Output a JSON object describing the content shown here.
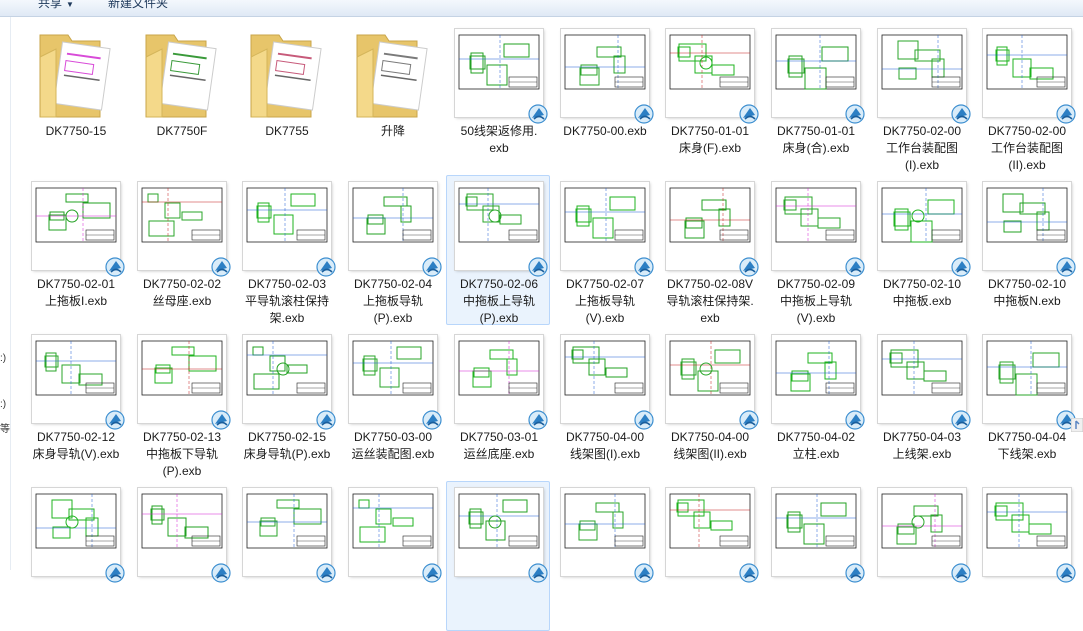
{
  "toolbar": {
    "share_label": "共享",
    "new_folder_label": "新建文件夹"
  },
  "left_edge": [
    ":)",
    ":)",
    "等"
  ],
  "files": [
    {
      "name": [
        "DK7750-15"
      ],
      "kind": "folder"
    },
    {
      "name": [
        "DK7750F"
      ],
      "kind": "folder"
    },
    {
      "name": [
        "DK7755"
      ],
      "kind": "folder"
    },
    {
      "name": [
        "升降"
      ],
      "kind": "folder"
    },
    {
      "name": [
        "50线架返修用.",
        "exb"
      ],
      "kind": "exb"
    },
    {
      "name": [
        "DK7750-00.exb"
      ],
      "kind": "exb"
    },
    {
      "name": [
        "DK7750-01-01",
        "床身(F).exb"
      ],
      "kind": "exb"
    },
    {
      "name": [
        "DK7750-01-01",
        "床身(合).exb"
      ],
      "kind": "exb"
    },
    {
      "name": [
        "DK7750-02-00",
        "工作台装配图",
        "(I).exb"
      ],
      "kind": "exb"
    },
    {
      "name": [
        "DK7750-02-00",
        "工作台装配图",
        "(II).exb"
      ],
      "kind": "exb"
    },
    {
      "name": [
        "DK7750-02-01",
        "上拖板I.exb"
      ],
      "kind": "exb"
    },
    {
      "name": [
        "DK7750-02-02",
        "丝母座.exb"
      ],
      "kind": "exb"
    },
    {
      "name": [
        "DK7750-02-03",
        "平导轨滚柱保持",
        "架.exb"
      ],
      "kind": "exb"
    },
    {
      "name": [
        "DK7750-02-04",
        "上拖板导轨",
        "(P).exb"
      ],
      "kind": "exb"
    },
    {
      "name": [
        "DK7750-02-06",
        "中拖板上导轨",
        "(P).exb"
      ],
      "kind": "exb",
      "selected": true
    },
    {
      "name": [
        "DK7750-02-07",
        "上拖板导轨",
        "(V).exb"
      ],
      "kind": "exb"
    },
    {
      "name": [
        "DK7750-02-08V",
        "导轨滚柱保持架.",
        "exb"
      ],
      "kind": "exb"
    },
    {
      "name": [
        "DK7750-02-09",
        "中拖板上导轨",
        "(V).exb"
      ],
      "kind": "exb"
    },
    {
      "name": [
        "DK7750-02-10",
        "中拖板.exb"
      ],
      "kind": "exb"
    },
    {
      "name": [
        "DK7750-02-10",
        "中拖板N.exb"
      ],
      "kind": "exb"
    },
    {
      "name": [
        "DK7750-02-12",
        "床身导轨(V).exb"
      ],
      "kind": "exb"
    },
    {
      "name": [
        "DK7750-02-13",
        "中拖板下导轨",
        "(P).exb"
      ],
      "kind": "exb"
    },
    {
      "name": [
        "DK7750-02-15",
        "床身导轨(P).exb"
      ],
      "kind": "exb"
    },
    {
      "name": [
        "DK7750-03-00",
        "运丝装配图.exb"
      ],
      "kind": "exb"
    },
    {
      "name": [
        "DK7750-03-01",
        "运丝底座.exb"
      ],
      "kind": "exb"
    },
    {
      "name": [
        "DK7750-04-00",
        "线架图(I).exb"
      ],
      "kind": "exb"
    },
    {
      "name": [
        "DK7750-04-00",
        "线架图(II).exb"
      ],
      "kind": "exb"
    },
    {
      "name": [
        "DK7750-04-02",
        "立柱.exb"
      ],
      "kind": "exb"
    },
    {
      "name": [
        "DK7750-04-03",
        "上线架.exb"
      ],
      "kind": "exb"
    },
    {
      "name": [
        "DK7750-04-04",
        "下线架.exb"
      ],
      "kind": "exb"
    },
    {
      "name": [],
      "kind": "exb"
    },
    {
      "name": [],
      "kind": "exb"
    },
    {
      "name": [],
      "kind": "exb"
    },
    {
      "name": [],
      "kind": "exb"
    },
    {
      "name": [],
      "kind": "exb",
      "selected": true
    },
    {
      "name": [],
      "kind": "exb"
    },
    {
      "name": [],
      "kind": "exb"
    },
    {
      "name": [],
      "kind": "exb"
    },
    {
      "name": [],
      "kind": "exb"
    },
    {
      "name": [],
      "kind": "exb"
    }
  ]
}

Direction:
Leave the pictures out and reproduce all of the records exactly.

Solved problem:
Output a JSON object describing the content shown here.
{
  "toolbar": {
    "share_label": "共享",
    "new_folder_label": "新建文件夹"
  },
  "left_edge": [
    ":)",
    ":)",
    "等"
  ],
  "files": [
    {
      "name": [
        "DK7750-15"
      ],
      "kind": "folder"
    },
    {
      "name": [
        "DK7750F"
      ],
      "kind": "folder"
    },
    {
      "name": [
        "DK7755"
      ],
      "kind": "folder"
    },
    {
      "name": [
        "升降"
      ],
      "kind": "folder"
    },
    {
      "name": [
        "50线架返修用.",
        "exb"
      ],
      "kind": "exb"
    },
    {
      "name": [
        "DK7750-00.exb"
      ],
      "kind": "exb"
    },
    {
      "name": [
        "DK7750-01-01",
        "床身(F).exb"
      ],
      "kind": "exb"
    },
    {
      "name": [
        "DK7750-01-01",
        "床身(合).exb"
      ],
      "kind": "exb"
    },
    {
      "name": [
        "DK7750-02-00",
        "工作台装配图",
        "(I).exb"
      ],
      "kind": "exb"
    },
    {
      "name": [
        "DK7750-02-00",
        "工作台装配图",
        "(II).exb"
      ],
      "kind": "exb"
    },
    {
      "name": [
        "DK7750-02-01",
        "上拖板I.exb"
      ],
      "kind": "exb"
    },
    {
      "name": [
        "DK7750-02-02",
        "丝母座.exb"
      ],
      "kind": "exb"
    },
    {
      "name": [
        "DK7750-02-03",
        "平导轨滚柱保持",
        "架.exb"
      ],
      "kind": "exb"
    },
    {
      "name": [
        "DK7750-02-04",
        "上拖板导轨",
        "(P).exb"
      ],
      "kind": "exb"
    },
    {
      "name": [
        "DK7750-02-06",
        "中拖板上导轨",
        "(P).exb"
      ],
      "kind": "exb",
      "selected": true
    },
    {
      "name": [
        "DK7750-02-07",
        "上拖板导轨",
        "(V).exb"
      ],
      "kind": "exb"
    },
    {
      "name": [
        "DK7750-02-08V",
        "导轨滚柱保持架.",
        "exb"
      ],
      "kind": "exb"
    },
    {
      "name": [
        "DK7750-02-09",
        "中拖板上导轨",
        "(V).exb"
      ],
      "kind": "exb"
    },
    {
      "name": [
        "DK7750-02-10",
        "中拖板.exb"
      ],
      "kind": "exb"
    },
    {
      "name": [
        "DK7750-02-10",
        "中拖板N.exb"
      ],
      "kind": "exb"
    },
    {
      "name": [
        "DK7750-02-12",
        "床身导轨(V).exb"
      ],
      "kind": "exb"
    },
    {
      "name": [
        "DK7750-02-13",
        "中拖板下导轨",
        "(P).exb"
      ],
      "kind": "exb"
    },
    {
      "name": [
        "DK7750-02-15",
        "床身导轨(P).exb"
      ],
      "kind": "exb"
    },
    {
      "name": [
        "DK7750-03-00",
        "运丝装配图.exb"
      ],
      "kind": "exb"
    },
    {
      "name": [
        "DK7750-03-01",
        "运丝底座.exb"
      ],
      "kind": "exb"
    },
    {
      "name": [
        "DK7750-04-00",
        "线架图(I).exb"
      ],
      "kind": "exb"
    },
    {
      "name": [
        "DK7750-04-00",
        "线架图(II).exb"
      ],
      "kind": "exb"
    },
    {
      "name": [
        "DK7750-04-02",
        "立柱.exb"
      ],
      "kind": "exb"
    },
    {
      "name": [
        "DK7750-04-03",
        "上线架.exb"
      ],
      "kind": "exb"
    },
    {
      "name": [
        "DK7750-04-04",
        "下线架.exb"
      ],
      "kind": "exb"
    },
    {
      "name": [],
      "kind": "exb"
    },
    {
      "name": [],
      "kind": "exb"
    },
    {
      "name": [],
      "kind": "exb"
    },
    {
      "name": [],
      "kind": "exb"
    },
    {
      "name": [],
      "kind": "exb",
      "selected": true
    },
    {
      "name": [],
      "kind": "exb"
    },
    {
      "name": [],
      "kind": "exb"
    },
    {
      "name": [],
      "kind": "exb"
    },
    {
      "name": [],
      "kind": "exb"
    },
    {
      "name": [],
      "kind": "exb"
    }
  ]
}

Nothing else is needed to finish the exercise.